Problem |
Assemble all lines in which the string "указано" appears.

========================================================================

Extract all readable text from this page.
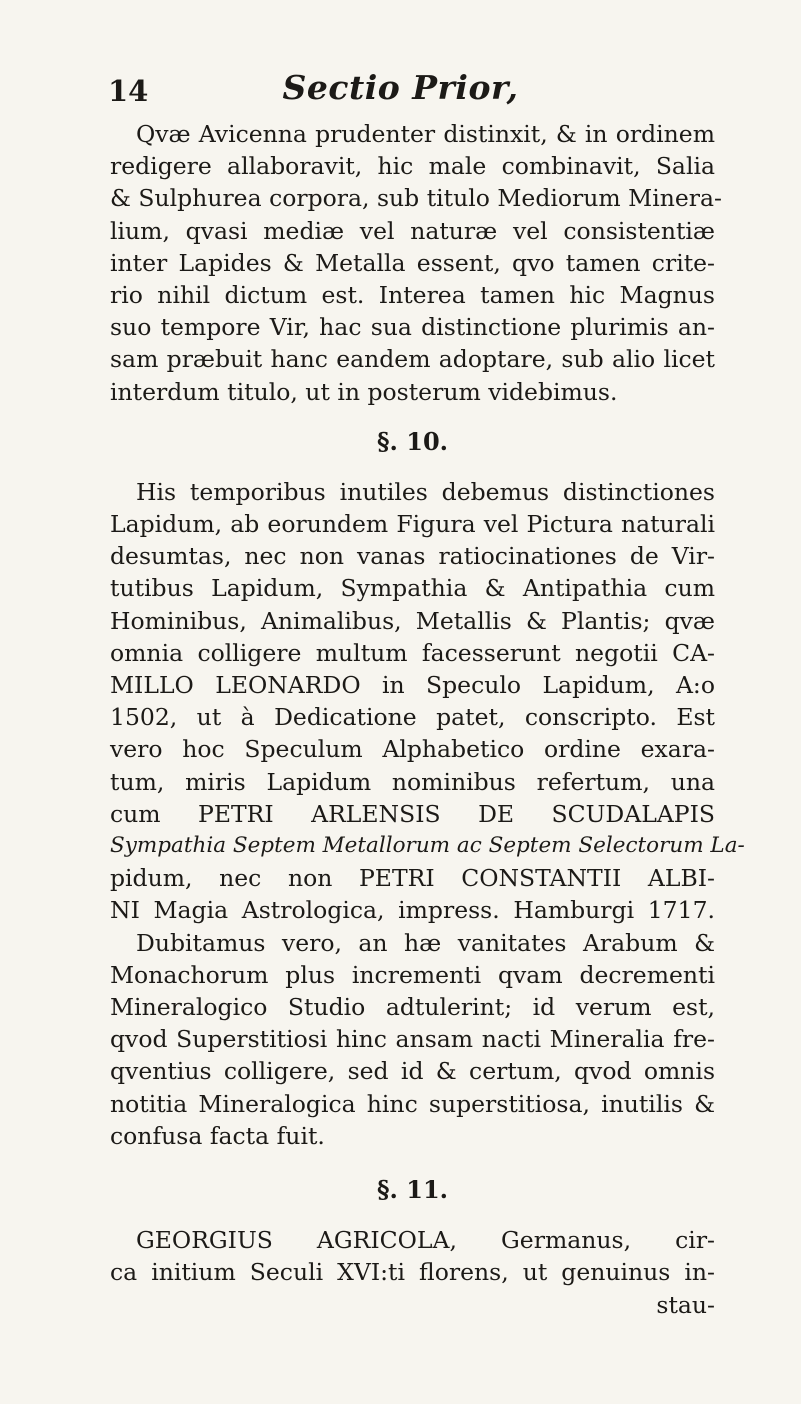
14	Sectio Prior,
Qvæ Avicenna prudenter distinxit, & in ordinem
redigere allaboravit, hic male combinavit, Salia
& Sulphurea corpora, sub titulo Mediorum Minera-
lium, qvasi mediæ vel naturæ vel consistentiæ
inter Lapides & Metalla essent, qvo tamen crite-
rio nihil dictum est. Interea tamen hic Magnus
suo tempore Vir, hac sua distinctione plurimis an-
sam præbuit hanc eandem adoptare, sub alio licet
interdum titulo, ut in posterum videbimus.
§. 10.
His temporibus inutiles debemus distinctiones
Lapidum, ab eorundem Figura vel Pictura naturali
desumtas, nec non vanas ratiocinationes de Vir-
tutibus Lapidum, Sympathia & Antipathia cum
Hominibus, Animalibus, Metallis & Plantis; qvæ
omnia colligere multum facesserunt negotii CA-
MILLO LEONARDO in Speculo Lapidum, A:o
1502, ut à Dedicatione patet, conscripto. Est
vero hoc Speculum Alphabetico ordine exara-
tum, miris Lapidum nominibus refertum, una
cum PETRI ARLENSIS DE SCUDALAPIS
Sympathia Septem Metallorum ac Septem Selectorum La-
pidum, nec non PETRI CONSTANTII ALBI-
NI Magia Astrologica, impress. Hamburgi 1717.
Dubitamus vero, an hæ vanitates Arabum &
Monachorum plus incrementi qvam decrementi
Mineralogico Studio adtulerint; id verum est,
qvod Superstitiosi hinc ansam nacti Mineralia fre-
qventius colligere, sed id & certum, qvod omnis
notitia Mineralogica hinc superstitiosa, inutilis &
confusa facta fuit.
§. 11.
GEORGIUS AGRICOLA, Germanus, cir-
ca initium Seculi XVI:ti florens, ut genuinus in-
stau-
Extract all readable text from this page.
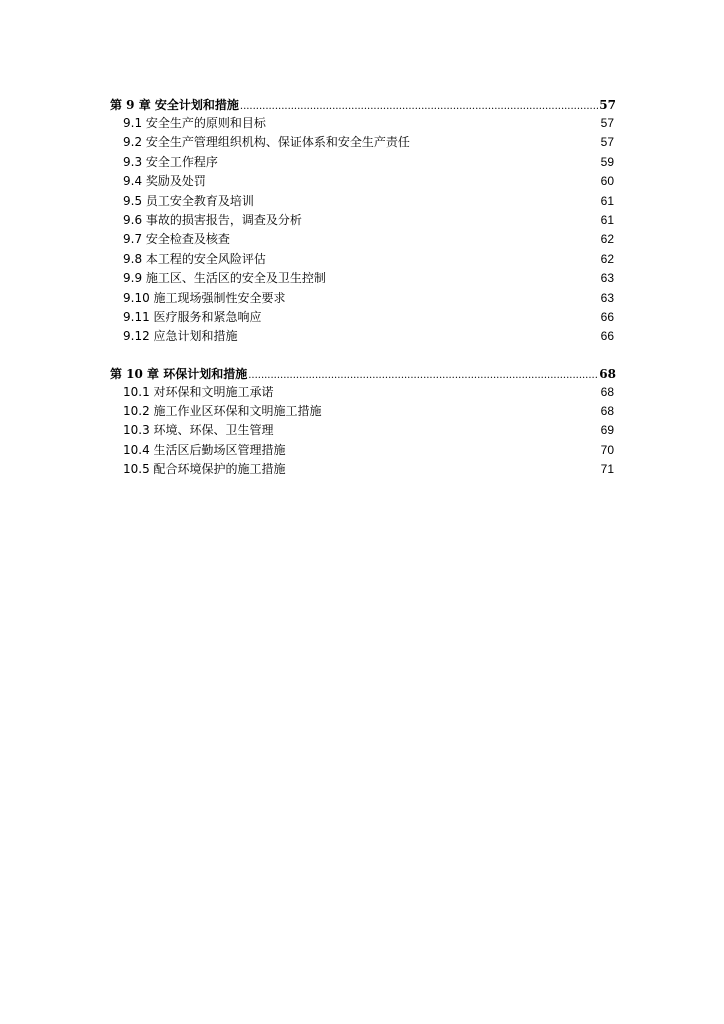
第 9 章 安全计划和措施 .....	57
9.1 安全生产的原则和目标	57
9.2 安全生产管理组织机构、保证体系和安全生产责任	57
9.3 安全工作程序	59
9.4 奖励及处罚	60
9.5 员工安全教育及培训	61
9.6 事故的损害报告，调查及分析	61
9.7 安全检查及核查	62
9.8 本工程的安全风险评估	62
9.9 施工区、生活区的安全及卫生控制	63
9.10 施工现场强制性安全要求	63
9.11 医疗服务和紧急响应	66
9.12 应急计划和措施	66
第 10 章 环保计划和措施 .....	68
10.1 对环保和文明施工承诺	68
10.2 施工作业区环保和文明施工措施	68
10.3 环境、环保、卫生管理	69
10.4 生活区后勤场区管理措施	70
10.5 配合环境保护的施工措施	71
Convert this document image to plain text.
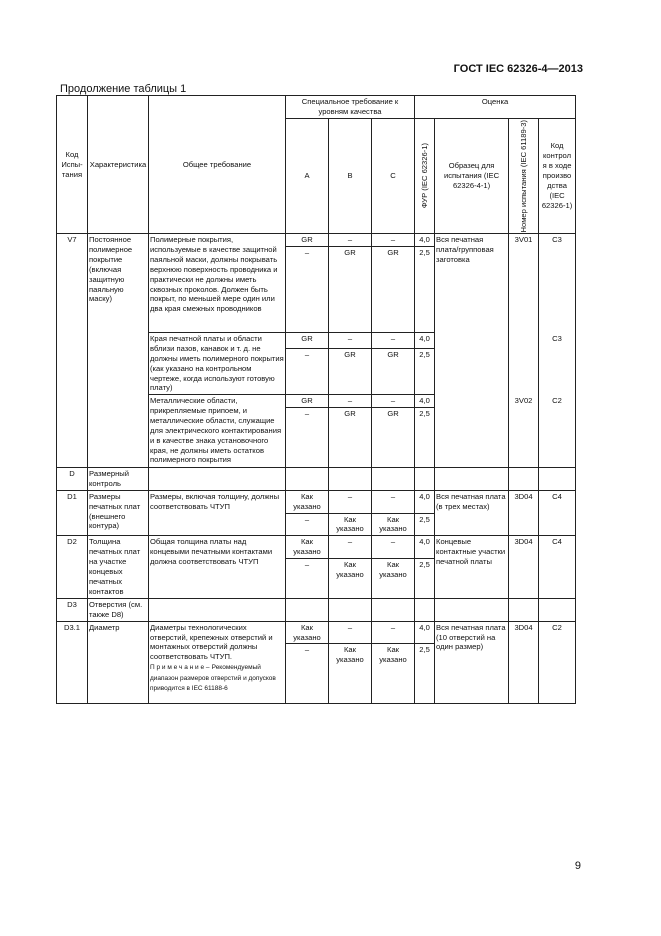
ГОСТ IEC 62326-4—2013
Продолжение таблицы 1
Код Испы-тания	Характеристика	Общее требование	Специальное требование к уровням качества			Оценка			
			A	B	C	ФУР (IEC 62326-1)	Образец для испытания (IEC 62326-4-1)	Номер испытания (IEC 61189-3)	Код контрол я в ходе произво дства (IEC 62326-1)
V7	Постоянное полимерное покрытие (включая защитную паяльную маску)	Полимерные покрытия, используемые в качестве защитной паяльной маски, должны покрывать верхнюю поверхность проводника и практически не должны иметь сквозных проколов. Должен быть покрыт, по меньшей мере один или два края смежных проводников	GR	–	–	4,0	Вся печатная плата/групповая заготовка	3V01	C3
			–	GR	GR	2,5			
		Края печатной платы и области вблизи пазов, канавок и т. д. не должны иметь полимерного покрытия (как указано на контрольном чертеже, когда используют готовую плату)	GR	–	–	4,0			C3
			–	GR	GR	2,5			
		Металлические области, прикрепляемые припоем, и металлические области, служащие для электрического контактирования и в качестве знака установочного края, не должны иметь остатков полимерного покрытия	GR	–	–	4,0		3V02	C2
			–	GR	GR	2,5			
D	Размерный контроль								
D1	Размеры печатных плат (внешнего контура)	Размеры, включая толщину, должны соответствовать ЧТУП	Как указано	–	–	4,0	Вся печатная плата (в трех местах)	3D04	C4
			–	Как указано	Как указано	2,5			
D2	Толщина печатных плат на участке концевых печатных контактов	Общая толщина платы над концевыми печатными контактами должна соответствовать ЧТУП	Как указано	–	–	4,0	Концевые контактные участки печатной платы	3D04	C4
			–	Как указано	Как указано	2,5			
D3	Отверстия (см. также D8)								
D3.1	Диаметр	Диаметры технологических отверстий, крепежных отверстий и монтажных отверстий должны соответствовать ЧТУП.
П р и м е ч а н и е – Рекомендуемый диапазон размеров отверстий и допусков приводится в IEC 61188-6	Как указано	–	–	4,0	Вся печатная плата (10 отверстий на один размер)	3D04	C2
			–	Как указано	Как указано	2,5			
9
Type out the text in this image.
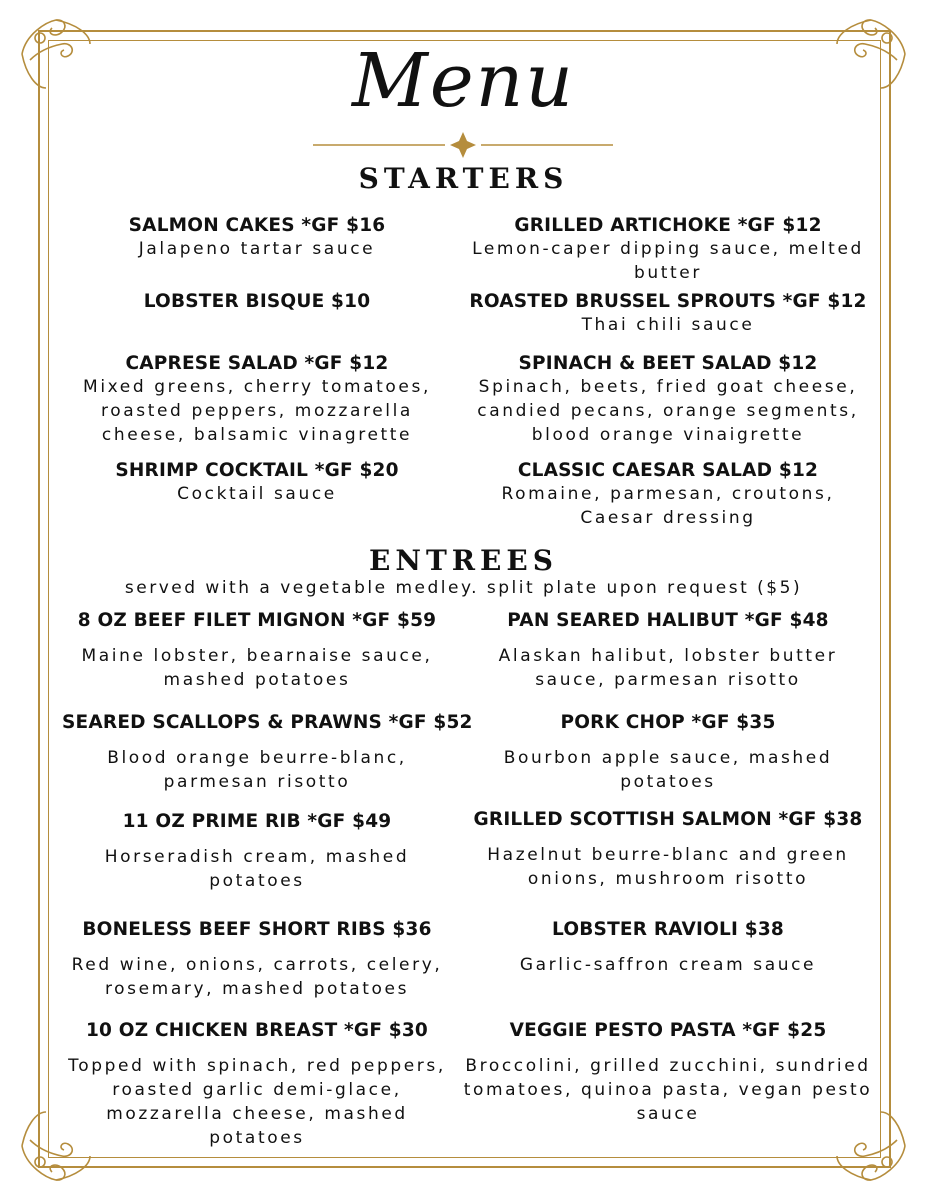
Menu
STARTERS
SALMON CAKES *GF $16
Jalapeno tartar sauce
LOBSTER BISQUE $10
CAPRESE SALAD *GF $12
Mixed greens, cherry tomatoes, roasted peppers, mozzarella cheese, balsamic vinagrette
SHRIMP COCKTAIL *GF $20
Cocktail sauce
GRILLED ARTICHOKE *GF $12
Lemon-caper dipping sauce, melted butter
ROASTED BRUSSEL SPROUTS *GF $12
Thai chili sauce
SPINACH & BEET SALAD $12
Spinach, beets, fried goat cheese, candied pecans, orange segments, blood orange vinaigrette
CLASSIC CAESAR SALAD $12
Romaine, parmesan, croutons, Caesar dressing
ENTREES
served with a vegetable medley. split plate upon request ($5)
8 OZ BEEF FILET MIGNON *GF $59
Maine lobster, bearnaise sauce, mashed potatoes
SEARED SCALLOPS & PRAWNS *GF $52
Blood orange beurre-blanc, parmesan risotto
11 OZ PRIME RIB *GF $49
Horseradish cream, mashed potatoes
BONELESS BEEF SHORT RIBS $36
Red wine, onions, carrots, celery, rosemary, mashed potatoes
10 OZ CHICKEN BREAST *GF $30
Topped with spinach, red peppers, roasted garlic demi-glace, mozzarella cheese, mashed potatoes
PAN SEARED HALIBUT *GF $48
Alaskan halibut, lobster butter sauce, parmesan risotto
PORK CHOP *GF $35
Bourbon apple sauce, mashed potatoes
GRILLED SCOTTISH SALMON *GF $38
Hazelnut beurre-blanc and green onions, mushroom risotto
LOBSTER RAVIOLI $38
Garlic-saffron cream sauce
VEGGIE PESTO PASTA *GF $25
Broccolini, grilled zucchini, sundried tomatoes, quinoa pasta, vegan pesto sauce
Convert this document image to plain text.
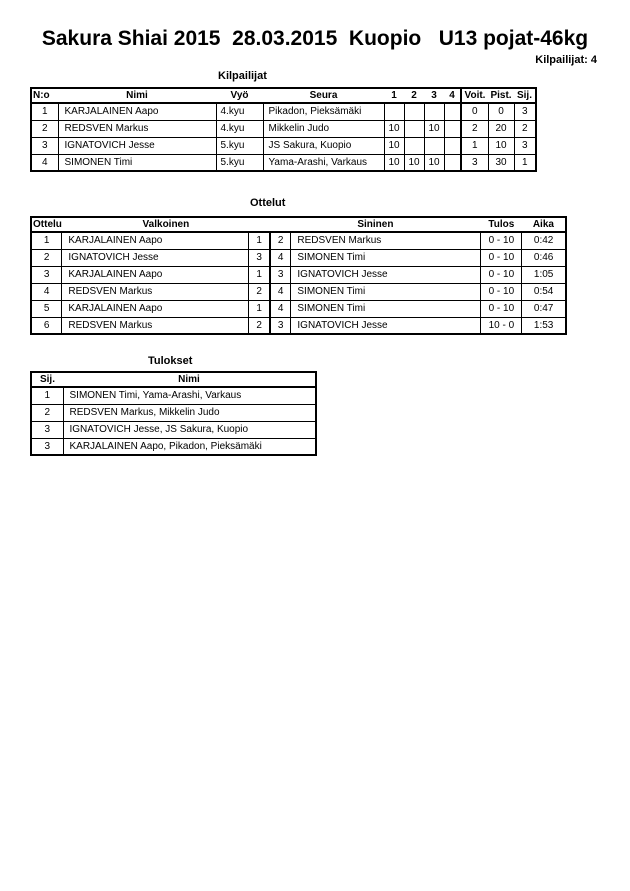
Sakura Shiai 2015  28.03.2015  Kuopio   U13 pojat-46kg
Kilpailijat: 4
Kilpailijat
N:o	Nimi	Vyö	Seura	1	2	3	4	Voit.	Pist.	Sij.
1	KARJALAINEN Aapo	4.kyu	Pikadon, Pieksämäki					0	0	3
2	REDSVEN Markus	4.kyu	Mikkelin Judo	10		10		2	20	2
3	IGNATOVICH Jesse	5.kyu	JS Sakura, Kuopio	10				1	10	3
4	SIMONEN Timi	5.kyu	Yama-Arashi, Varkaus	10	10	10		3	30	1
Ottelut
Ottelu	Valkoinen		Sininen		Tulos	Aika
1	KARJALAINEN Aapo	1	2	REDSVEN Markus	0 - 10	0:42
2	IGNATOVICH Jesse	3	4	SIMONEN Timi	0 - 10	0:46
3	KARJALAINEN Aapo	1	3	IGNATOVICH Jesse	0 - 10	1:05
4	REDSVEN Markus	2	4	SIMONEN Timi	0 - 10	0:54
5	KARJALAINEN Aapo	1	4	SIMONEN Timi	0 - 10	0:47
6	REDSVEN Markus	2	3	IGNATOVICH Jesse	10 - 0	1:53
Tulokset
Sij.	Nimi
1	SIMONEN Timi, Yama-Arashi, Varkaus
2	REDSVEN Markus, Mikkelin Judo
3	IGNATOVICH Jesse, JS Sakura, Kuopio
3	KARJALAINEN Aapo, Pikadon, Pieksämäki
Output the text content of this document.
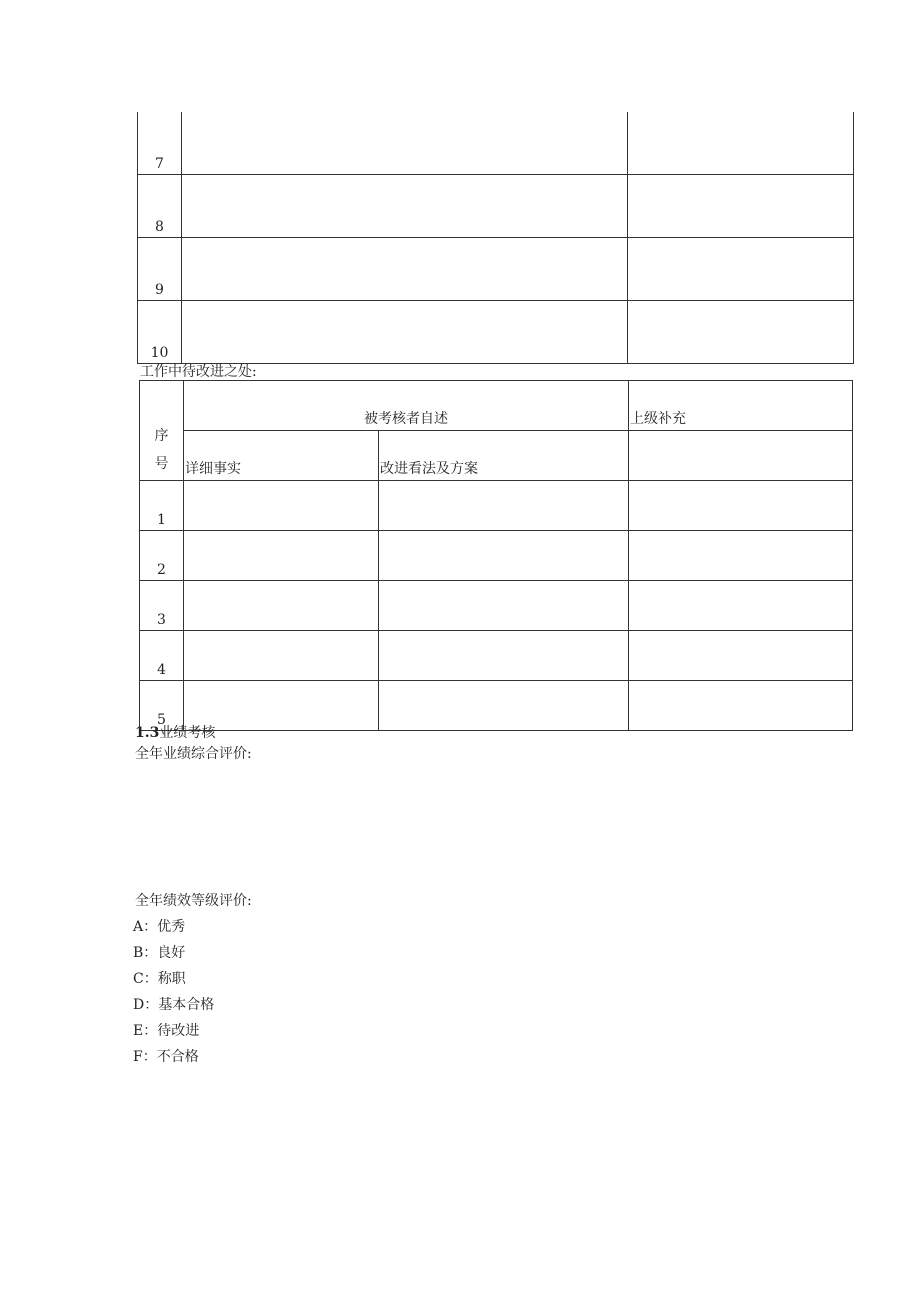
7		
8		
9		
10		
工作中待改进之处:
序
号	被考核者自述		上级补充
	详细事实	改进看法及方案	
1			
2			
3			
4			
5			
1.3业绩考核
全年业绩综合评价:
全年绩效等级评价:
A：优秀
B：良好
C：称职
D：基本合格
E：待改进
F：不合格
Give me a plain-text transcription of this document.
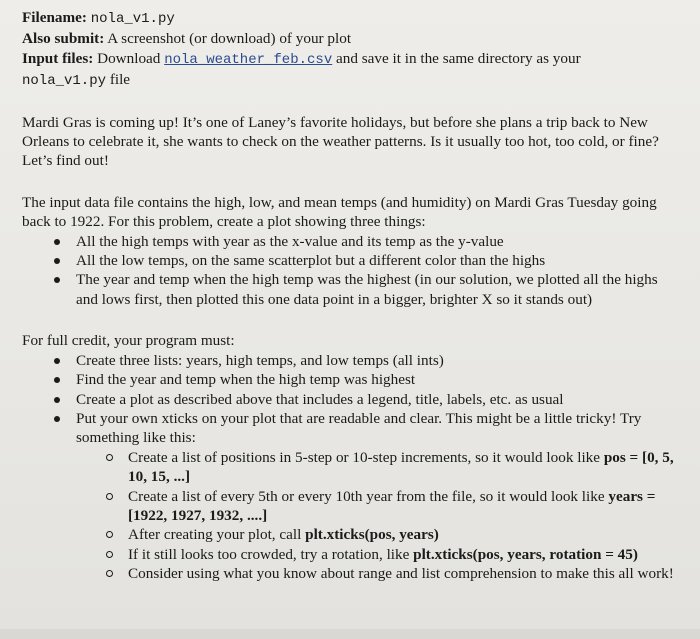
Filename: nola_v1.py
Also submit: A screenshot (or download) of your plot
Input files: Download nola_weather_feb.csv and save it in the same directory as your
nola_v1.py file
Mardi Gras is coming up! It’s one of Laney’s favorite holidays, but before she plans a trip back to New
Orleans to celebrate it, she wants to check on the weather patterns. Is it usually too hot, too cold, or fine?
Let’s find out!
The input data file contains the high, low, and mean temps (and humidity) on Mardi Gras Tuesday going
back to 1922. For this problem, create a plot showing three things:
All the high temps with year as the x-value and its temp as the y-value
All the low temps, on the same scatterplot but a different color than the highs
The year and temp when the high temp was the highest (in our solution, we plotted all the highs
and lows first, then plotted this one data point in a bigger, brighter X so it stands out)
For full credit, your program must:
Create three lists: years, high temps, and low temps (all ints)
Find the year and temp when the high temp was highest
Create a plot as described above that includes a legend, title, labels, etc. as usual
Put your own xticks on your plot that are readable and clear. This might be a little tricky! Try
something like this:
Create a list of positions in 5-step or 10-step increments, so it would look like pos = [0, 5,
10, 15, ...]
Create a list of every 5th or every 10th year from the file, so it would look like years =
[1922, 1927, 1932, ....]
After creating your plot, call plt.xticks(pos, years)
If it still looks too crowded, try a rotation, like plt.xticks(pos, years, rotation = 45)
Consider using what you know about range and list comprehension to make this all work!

========================================================================

In response |
		Края печатной платы и области вблизи пазов, канавок и т. д. не должны иметь полимерного покрытия (как указано на контрольном чертеже, когда используют готовую плату)	GR	–	–	4,0			C3
D1	Размеры печатных плат (внешнего контура)	Размеры, включая толщину, должны соответствовать ЧТУП	Как указано	–	–	4,0	Вся печатная плата (в трех местах)	3D04	C4
			–	Как указано	Как указано	2,5			
D2	Толщина печатных плат на участке концевых печатных контактов	Общая толщина платы над концевыми печатными контактами должна соответствовать ЧТУП	Как указано	–	–	4,0	Концевые контактные участки печатной платы	3D04	C4
			–	Как указано	Как указано	2,5			
П р и м е ч а н и е – Рекомендуемый диапазон размеров отверстий и допусков приводится в IEC 61188-6	Как указано	–	–	4,0	Вся печатная плата (10 отверстий на один размер)	3D04	C2
			–	Как указано	Как указано	2,5			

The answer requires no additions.